Written instruction: Every line of the material below should be repeated exactly.

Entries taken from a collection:
********

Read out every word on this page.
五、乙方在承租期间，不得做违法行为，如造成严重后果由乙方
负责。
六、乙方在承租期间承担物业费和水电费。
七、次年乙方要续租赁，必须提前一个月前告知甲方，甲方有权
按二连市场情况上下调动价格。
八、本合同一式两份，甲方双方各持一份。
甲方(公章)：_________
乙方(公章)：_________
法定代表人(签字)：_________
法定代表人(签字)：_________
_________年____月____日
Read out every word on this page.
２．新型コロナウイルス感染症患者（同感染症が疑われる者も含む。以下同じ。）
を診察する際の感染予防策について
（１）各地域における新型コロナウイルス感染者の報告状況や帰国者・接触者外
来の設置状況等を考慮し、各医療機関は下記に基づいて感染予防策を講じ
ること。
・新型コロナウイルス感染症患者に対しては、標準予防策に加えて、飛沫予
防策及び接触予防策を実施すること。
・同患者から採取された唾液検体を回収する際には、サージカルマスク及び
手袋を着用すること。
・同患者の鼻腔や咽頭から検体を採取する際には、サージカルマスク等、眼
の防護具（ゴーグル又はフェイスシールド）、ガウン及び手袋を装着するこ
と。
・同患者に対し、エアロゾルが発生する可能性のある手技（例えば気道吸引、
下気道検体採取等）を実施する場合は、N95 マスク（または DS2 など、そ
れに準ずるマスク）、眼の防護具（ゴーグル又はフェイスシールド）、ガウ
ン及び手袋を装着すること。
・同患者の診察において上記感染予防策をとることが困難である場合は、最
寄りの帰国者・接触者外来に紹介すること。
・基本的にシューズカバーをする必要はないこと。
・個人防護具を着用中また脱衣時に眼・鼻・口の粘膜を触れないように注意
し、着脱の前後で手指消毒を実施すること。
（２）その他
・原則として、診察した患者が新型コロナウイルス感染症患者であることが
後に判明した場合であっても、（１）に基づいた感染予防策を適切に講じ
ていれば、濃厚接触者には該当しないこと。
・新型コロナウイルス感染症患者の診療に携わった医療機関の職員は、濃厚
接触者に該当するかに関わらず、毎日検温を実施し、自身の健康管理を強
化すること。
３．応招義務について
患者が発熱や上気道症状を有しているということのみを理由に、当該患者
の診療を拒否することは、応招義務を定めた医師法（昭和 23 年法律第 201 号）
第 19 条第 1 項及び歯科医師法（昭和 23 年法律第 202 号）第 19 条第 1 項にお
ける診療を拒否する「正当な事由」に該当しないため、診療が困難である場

********

Solution for this exercise:
Read out every word on this page.
五、乙方在承租期间，不得做违法行为，如造成严重后果由乙方
负责。
六、乙方在承租期间承担物业费和水电费。
七、次年乙方要续租赁，必须提前一个月前告知甲方，甲方有权
按二连市场情况上下调动价格。
八、本合同一式两份，甲方双方各持一份。
甲方(公章)：_________
乙方(公章)：_________
法定代表人(签字)：_________
法定代表人(签字)：_________
_________年____月____日
Read out every word on this page.
２．新型コロナウイルス感染症患者（同感染症が疑われる者も含む。以下同じ。）
を診察する際の感染予防策について
（１）各地域における新型コロナウイルス感染者の報告状況や帰国者・接触者外
来の設置状況等を考慮し、各医療機関は下記に基づいて感染予防策を講じ
ること。
・新型コロナウイルス感染症患者に対しては、標準予防策に加えて、飛沫予
防策及び接触予防策を実施すること。
・同患者から採取された唾液検体を回収する際には、サージカルマスク及び
手袋を着用すること。
・同患者の鼻腔や咽頭から検体を採取する際には、サージカルマスク等、眼
の防護具（ゴーグル又はフェイスシールド）、ガウン及び手袋を装着するこ
と。
・同患者に対し、エアロゾルが発生する可能性のある手技（例えば気道吸引、
下気道検体採取等）を実施する場合は、N95 マスク（または DS2 など、そ
れに準ずるマスク）、眼の防護具（ゴーグル又はフェイスシールド）、ガウ
ン及び手袋を装着すること。
・同患者の診察において上記感染予防策をとることが困難である場合は、最
寄りの帰国者・接触者外来に紹介すること。
・基本的にシューズカバーをする必要はないこと。
・個人防護具を着用中また脱衣時に眼・鼻・口の粘膜を触れないように注意
し、着脱の前後で手指消毒を実施すること。
（２）その他
・原則として、診察した患者が新型コロナウイルス感染症患者であることが
後に判明した場合であっても、（１）に基づいた感染予防策を適切に講じ
ていれば、濃厚接触者には該当しないこと。
・新型コロナウイルス感染症患者の診療に携わった医療機関の職員は、濃厚
接触者に該当するかに関わらず、毎日検温を実施し、自身の健康管理を強
化すること。
３．応招義務について
患者が発熱や上気道症状を有しているということのみを理由に、当該患者
の診療を拒否することは、応招義務を定めた医師法（昭和 23 年法律第 201 号）
第 19 条第 1 項及び歯科医師法（昭和 23 年法律第 202 号）第 19 条第 1 項にお
ける診療を拒否する「正当な事由」に該当しないため、診療が困難である場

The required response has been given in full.